Raw records —
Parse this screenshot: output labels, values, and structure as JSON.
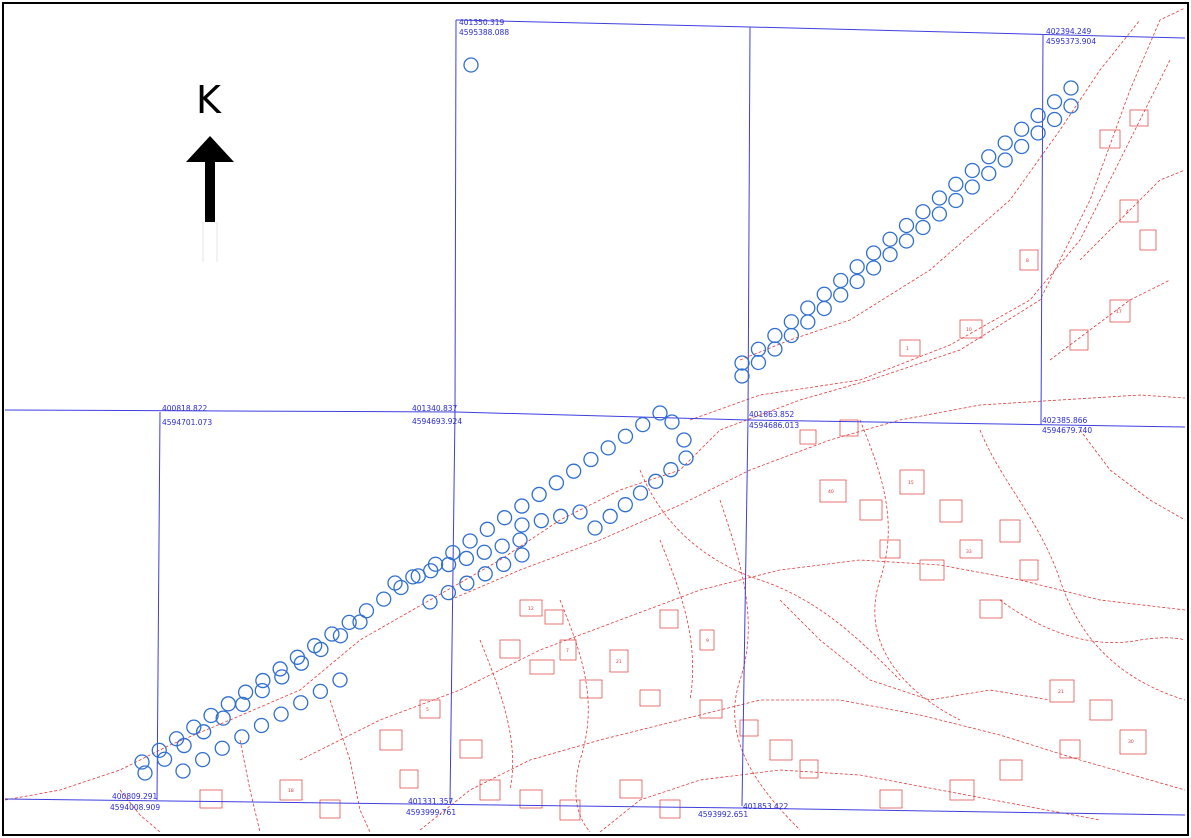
{
  "north_arrow": {
    "letter": "K"
  },
  "grid_labels": {
    "l1": "401350.319",
    "l2": "4595388.088",
    "l3": "402394.249",
    "l4": "4595373.904",
    "l5": "400818.822",
    "l6": "4594701.073",
    "l7": "401340.837",
    "l8": "4594693.924",
    "l9": "401863.852",
    "l10": "4594686.013",
    "l11": "402385.866",
    "l12": "4594679.740",
    "l13": "400809.291",
    "l14": "4594008.909",
    "l15": "401331.357",
    "l16": "4593999.761",
    "l17": "401853.422",
    "l18": "4593992.651"
  },
  "colors": {
    "grid": "#3f3fe0",
    "parcels": "#e23a3a",
    "markers": "#2f6fd0",
    "frame": "#000000"
  }
}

Set exercise —
Make an exact copy of every record, pictures excluded.

Correct response —
Parse this screenshot: output labels, values, and structure as JSON.
{
  "north_arrow": {
    "letter": "K"
  },
  "grid_labels": {
    "l1": "401350.319",
    "l2": "4595388.088",
    "l3": "402394.249",
    "l4": "4595373.904",
    "l5": "400818.822",
    "l6": "4594701.073",
    "l7": "401340.837",
    "l8": "4594693.924",
    "l9": "401863.852",
    "l10": "4594686.013",
    "l11": "402385.866",
    "l12": "4594679.740",
    "l13": "400809.291",
    "l14": "4594008.909",
    "l15": "401331.357",
    "l16": "4593999.761",
    "l17": "401853.422",
    "l18": "4593992.651"
  },
  "colors": {
    "grid": "#3f3fe0",
    "parcels": "#e23a3a",
    "markers": "#2f6fd0",
    "frame": "#000000"
  }
}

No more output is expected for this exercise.